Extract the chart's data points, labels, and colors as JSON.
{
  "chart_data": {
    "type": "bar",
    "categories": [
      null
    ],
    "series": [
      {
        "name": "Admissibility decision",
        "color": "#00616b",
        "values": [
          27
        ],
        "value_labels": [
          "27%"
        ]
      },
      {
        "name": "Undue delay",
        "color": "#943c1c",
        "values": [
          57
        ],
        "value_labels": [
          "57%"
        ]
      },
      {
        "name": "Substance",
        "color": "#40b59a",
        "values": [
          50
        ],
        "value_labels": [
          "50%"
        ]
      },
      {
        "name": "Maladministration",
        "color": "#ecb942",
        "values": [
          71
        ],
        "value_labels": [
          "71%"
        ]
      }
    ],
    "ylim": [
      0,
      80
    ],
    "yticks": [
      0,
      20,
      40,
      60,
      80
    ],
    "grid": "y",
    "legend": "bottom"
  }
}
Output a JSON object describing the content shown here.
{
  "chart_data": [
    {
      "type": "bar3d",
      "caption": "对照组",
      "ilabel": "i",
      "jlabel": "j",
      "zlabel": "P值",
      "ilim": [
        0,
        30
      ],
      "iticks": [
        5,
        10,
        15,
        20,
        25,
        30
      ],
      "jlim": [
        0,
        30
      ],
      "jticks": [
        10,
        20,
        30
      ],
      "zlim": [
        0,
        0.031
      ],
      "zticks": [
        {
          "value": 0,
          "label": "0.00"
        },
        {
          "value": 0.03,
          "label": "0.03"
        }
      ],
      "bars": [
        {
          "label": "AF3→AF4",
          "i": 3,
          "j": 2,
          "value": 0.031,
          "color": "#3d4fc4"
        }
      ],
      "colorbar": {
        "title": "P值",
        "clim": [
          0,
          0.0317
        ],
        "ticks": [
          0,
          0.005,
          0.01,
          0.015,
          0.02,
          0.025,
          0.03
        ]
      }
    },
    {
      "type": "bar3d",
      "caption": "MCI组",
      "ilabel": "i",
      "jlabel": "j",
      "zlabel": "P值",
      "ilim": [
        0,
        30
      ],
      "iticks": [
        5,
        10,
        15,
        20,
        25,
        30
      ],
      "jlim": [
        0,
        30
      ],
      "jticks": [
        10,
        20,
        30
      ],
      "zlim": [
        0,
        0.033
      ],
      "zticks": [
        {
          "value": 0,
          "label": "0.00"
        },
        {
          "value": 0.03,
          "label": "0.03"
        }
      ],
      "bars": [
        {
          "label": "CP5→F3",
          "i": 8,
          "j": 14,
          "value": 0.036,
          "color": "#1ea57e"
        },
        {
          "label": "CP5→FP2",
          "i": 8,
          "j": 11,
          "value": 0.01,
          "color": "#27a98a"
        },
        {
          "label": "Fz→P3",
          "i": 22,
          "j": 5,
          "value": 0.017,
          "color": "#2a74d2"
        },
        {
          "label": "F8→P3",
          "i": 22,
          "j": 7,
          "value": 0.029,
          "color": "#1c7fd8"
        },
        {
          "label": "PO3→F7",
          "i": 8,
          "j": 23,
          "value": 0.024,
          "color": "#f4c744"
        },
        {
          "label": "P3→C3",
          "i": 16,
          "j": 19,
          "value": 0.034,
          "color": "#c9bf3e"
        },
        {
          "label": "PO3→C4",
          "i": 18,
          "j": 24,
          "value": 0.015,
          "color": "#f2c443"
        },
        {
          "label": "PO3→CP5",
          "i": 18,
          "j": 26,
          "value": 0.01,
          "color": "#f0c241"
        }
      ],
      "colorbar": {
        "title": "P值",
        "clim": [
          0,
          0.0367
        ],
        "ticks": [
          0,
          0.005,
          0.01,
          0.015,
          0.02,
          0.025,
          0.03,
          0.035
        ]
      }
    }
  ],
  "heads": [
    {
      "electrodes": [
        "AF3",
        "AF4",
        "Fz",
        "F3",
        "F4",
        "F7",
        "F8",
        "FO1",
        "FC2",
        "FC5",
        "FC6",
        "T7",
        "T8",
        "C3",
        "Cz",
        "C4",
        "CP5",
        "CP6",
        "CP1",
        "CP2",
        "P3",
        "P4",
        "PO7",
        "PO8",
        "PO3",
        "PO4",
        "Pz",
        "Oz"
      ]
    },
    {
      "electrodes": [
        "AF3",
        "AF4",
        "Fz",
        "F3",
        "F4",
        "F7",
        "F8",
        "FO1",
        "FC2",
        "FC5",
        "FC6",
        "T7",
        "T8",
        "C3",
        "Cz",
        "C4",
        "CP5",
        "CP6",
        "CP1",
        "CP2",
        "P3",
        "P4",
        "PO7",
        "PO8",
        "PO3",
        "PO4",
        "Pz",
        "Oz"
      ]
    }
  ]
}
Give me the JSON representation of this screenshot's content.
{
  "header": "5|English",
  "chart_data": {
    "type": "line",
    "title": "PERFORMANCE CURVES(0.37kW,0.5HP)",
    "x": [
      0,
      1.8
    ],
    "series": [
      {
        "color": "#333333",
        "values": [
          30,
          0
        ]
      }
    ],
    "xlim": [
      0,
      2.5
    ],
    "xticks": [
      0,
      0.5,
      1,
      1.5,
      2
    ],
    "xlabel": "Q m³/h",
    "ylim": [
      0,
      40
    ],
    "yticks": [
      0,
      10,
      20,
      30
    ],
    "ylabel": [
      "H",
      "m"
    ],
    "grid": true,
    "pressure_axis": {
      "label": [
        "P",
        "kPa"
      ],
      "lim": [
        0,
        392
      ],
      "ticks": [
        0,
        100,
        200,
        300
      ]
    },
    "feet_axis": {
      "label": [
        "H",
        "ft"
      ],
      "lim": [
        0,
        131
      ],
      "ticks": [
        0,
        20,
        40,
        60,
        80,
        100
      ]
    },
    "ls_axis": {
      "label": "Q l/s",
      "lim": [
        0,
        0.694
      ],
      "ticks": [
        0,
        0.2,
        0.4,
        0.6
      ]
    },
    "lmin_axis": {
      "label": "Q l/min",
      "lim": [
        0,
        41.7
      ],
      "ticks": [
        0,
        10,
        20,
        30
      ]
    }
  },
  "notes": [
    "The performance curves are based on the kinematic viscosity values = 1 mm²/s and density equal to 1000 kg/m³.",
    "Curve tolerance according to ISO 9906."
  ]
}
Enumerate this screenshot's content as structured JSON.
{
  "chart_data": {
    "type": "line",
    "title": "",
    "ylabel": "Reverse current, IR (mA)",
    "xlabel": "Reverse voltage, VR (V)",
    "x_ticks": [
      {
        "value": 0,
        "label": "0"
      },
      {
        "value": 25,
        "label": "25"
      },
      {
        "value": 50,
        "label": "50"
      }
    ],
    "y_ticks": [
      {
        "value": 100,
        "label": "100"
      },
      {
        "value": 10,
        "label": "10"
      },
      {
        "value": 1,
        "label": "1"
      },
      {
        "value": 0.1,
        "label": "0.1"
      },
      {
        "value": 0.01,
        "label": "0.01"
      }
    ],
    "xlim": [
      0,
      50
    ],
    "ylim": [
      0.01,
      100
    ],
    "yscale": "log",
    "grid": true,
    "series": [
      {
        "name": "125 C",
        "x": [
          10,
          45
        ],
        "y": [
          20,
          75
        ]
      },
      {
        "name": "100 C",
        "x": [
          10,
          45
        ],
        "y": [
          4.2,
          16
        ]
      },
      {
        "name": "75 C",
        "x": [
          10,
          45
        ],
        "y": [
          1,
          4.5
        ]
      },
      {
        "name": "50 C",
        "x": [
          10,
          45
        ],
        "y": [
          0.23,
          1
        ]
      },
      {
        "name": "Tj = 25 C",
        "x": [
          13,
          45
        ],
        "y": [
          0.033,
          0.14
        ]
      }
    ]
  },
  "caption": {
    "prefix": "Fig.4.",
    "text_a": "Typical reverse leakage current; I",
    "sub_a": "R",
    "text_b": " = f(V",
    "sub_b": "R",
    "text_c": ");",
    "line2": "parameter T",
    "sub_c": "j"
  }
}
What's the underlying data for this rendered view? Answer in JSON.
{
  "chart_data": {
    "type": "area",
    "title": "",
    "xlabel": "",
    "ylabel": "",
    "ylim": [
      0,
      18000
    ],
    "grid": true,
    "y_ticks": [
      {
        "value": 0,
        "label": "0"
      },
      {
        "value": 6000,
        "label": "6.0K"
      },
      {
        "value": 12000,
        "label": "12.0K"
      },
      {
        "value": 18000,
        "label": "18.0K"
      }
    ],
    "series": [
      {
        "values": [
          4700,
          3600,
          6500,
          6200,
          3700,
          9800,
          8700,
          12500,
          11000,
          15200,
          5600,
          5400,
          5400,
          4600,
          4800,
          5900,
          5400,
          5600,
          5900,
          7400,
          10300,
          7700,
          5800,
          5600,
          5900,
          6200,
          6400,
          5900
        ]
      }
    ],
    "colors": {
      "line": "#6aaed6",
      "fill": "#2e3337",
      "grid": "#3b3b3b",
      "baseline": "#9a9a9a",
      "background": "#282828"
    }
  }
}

━━━━━━━━━━

> _Directive_: Reproduce every line from the entries that holds the word "xlabel".

> _Result of the task_:
    "xlabel": "Q m³/h",
    "xlabel": "Reverse voltage, VR (V)",
    "xlabel": "",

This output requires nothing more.